◆ Excerpted data
## begin

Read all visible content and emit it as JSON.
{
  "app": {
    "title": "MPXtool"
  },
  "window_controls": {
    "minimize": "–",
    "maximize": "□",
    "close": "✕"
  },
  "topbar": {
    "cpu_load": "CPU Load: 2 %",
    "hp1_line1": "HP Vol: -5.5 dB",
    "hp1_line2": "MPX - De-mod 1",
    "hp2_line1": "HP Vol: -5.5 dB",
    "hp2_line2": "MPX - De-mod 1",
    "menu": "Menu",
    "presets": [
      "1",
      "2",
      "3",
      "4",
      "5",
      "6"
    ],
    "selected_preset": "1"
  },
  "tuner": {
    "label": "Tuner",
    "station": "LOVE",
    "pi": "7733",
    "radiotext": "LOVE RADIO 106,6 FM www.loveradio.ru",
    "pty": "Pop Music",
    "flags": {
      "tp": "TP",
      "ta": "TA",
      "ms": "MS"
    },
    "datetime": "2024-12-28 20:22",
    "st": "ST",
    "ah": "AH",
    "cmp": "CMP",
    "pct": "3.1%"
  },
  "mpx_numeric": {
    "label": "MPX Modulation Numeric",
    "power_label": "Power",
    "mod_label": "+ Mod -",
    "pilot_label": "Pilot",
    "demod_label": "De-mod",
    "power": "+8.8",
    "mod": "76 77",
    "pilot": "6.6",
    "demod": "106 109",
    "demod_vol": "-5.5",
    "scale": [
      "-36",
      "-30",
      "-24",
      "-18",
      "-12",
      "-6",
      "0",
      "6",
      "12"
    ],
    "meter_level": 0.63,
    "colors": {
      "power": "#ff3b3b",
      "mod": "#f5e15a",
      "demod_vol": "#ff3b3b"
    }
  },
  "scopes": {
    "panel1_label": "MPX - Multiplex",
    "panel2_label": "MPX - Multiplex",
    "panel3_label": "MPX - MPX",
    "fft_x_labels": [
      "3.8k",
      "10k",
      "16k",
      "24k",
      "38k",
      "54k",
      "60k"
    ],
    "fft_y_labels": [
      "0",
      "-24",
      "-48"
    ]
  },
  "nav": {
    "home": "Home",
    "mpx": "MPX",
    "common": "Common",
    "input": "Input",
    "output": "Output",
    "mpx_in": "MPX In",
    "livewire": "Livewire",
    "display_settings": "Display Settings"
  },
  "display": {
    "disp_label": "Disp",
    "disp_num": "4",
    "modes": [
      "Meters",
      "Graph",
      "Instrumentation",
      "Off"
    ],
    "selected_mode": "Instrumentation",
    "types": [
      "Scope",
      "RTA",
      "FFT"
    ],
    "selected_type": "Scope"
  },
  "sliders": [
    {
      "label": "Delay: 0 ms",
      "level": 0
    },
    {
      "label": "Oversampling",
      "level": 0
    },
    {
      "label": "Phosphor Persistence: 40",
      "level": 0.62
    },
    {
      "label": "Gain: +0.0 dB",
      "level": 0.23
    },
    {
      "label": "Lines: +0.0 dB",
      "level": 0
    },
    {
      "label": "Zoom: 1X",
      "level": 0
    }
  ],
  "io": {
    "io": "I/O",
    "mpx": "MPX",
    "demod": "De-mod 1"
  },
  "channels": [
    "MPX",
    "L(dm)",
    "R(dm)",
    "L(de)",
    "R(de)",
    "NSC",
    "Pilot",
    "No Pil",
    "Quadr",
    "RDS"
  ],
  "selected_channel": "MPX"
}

## end

◆ Goal
Locate each line containing the string "Multiplex" and show it.

◆ Task response
    "panel1_label": "MPX - Multiplex",
    "panel2_label": "MPX - Multiplex",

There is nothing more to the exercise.